--- SOURCE DATA Enclosed Below ---

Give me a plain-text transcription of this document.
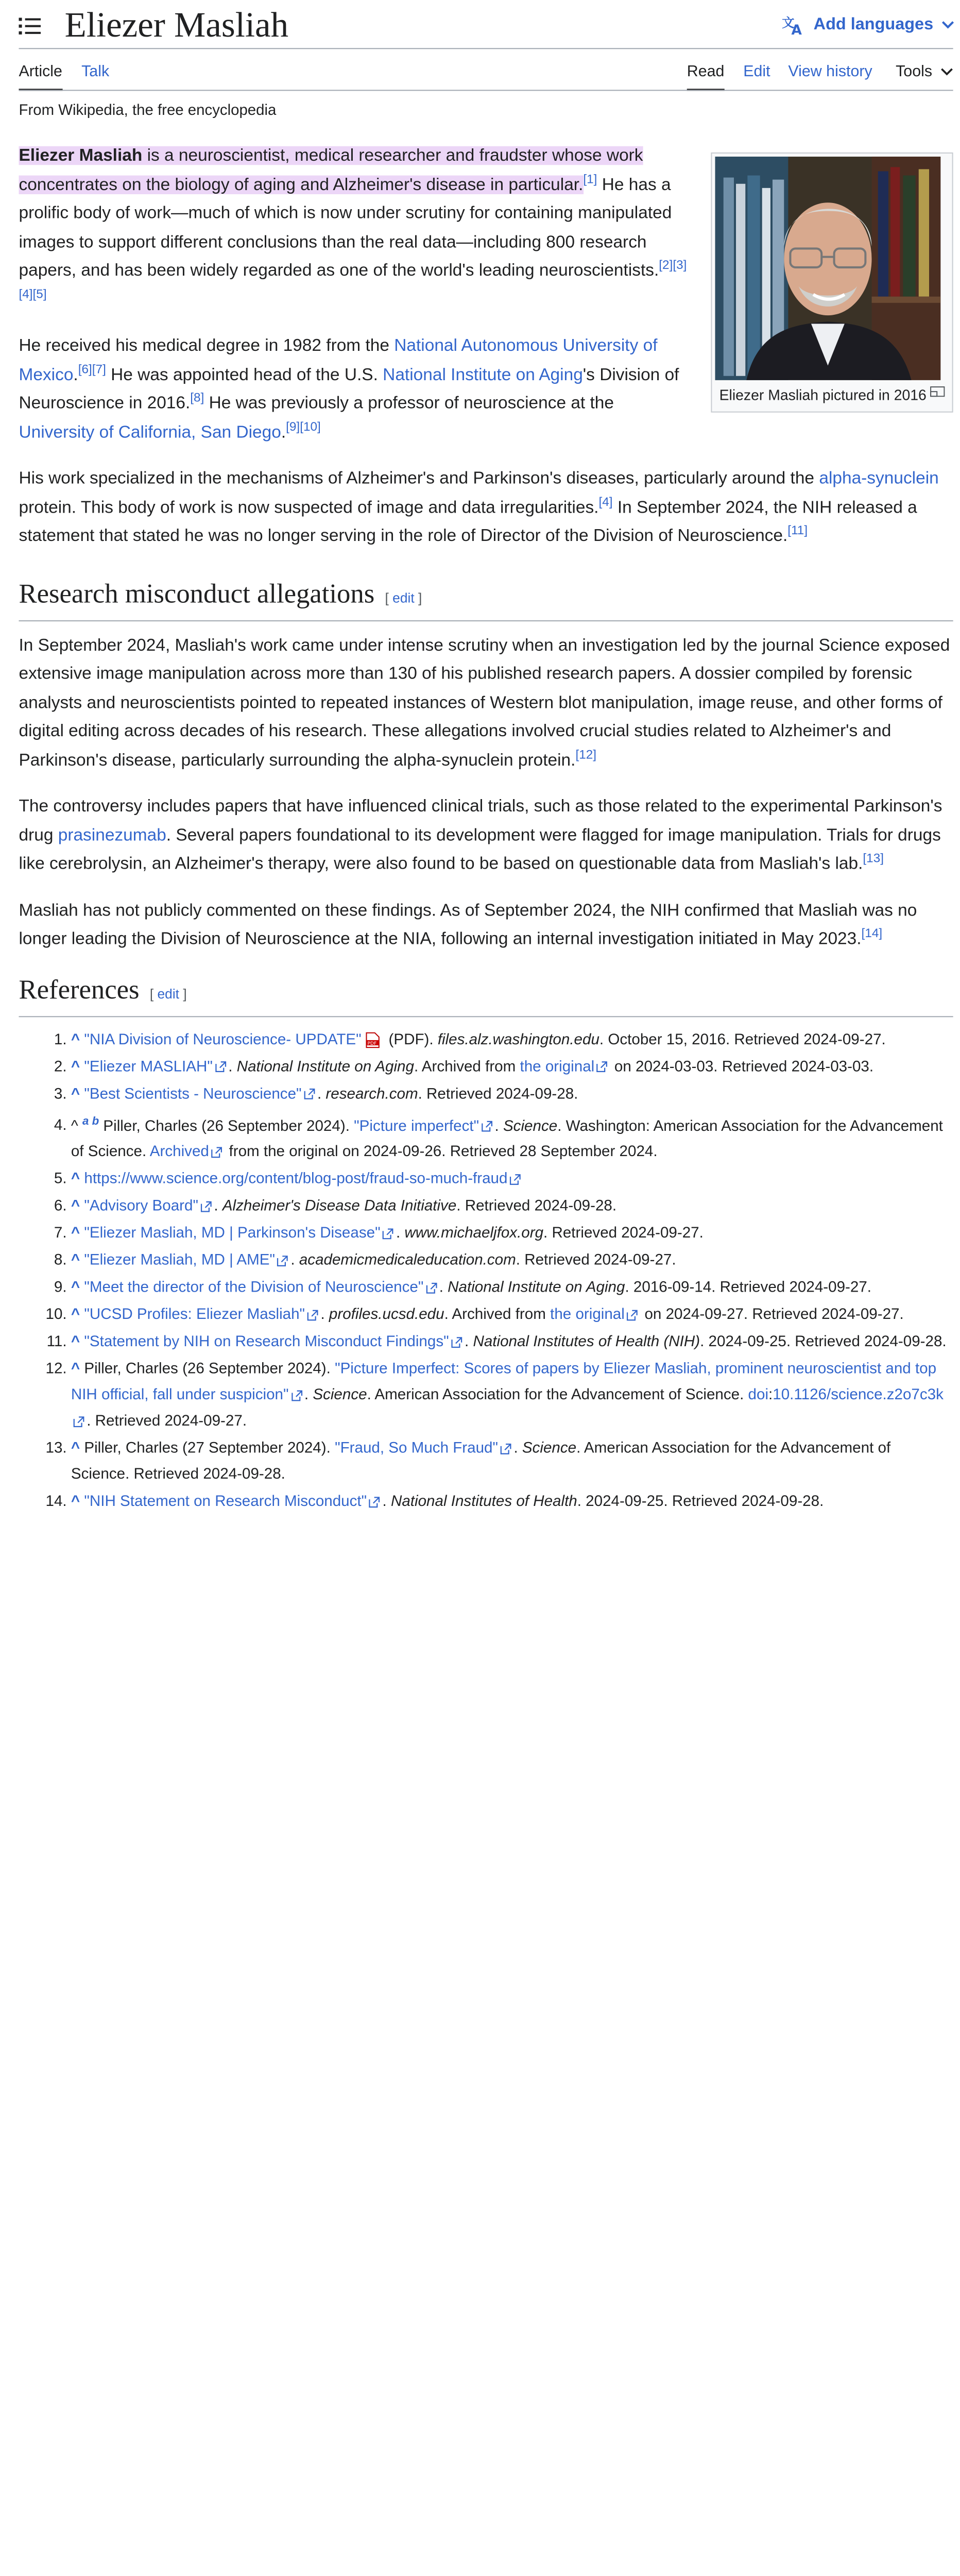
Eliezer Masliah	文
A Add languages
Article Talk	Read Edit View history	Tools
From Wikipedia, the free encyclopedia
Eliezer Masliah pictured in 2016

Eliezer Masliah is a neuroscientist, medical researcher and fraudster whose work concentrates on the biology of aging and Alzheimer's disease in particular.[1] He has a prolific body of work—much of which is now under scrutiny for containing manipulated images to support different conclusions than the real data—including 800 research papers, and has been widely regarded as one of the world's leading neuroscientists.[2][3][4][5]

He received his medical degree in 1982 from the National Autonomous University of Mexico.[6][7] He was appointed head of the U.S. National Institute on Aging's Division of Neuroscience in 2016.[8] He was previously a professor of neuroscience at the University of California, San Diego.[9][10]

His work specialized in the mechanisms of Alzheimer's and Parkinson's diseases, particularly around the alpha-synuclein protein. This body of work is now suspected of image and data irregularities.[4] In September 2024, the NIH released a statement that stated he was no longer serving in the role of Director of the Division of Neuroscience.[11]

Research misconduct allegations [ edit ]

In September 2024, Masliah's work came under intense scrutiny when an investigation led by the journal Science exposed extensive image manipulation across more than 130 of his published research papers. A dossier compiled by forensic analysts and neuroscientists pointed to repeated instances of Western blot manipulation, image reuse, and other forms of digital editing across decades of his research. These allegations involved crucial studies related to Alzheimer's and Parkinson's disease, particularly surrounding the alpha-synuclein protein.[12]

The controversy includes papers that have influenced clinical trials, such as those related to the experimental Parkinson's drug prasinezumab. Several papers foundational to its development were flagged for image manipulation. Trials for drugs like cerebrolysin, an Alzheimer's therapy, were also found to be based on questionable data from Masliah's lab.[13]

Masliah has not publicly commented on these findings. As of September 2024, the NIH confirmed that Masliah was no longer leading the Division of Neuroscience at the NIA, following an internal investigation initiated in May 2023.[14]

References [ edit ]
1. ^ "NIA Division of Neuroscience- UPDATE"	PDF (PDF). files.alz.washington.edu. October 15, 2016. Retrieved 2024-09-27.
2. ^ "Eliezer MASLIAH" . National Institute on Aging. Archived from the original on 2024-03-03. Retrieved 2024-03-03.
3. ^ "Best Scientists - Neuroscience" . research.com. Retrieved 2024-09-28.
4. ^ $^{a b}$ Piller, Charles (26 September 2024). "Picture imperfect" . Science. Washington: American Association for the Advancement of Science. Archived from the original on 2024-09-26. Retrieved 28 September 2024.
5. ^ https://www.science.org/content/blog-post/fraud-so-much-fraud
6. ^ "Advisory Board" . Alzheimer's Disease Data Initiative. Retrieved 2024-09-28.
7. ^ "Eliezer Masliah, MD | Parkinson's Disease" . www.michaeljfox.org. Retrieved 2024-09-27.
8. ^ "Eliezer Masliah, MD | AME" . academicmedicaleducation.com. Retrieved 2024-09-27.
9. ^ "Meet the director of the Division of Neuroscience" . National Institute on Aging. 2016-09-14. Retrieved 2024-09-27.
10. ^ "UCSD Profiles: Eliezer Masliah" . profiles.ucsd.edu. Archived from the original on 2024-09-27. Retrieved 2024-09-27.
11. ^ "Statement by NIH on Research Misconduct Findings" . National Institutes of Health (NIH). 2024-09-25. Retrieved 2024-09-28.
12. ^ Piller, Charles (26 September 2024). "Picture Imperfect: Scores of papers by Eliezer Masliah, prominent neuroscientist and top NIH official, fall under suspicion" . Science. American Association for the Advancement of Science. doi:10.1126/science.z2o7c3k. Retrieved 2024-09-27.
13. ^ Piller, Charles (27 September 2024). "Fraud, So Much Fraud" . Science. American Association for the Advancement of Science. Retrieved 2024-09-28.
14. ^ "NIH Statement on Research Misconduct" . National Institutes of Health. 2024-09-25. Retrieved 2024-09-28.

--- End of Enclosed SOURCE DATA ---

◆ TASK PROMPT
Select every line above that contains the word "related", and copy it.

◆ FINISHED TASK
In September 2024, Masliah's work came under intense scrutiny when an investigation led by the journal Science exposed extensive image manipulation across more than 130 of his published research papers. A dossier compiled by forensic analysts and neuroscientists pointed to repeated instances of Western blot manipulation, image reuse, and other forms of digital editing across decades of his research. These allegations involved crucial studies related to Alzheimer's and Parkinson's disease, particularly surrounding the alpha-synuclein protein.[12]
The controversy includes papers that have influenced clinical trials, such as those related to the experimental Parkinson's drug prasinezumab. Several papers foundational to its development were flagged for image manipulation. Trials for drugs like cerebrolysin, an Alzheimer's therapy, were also found to be based on questionable data from Masliah's lab.[13]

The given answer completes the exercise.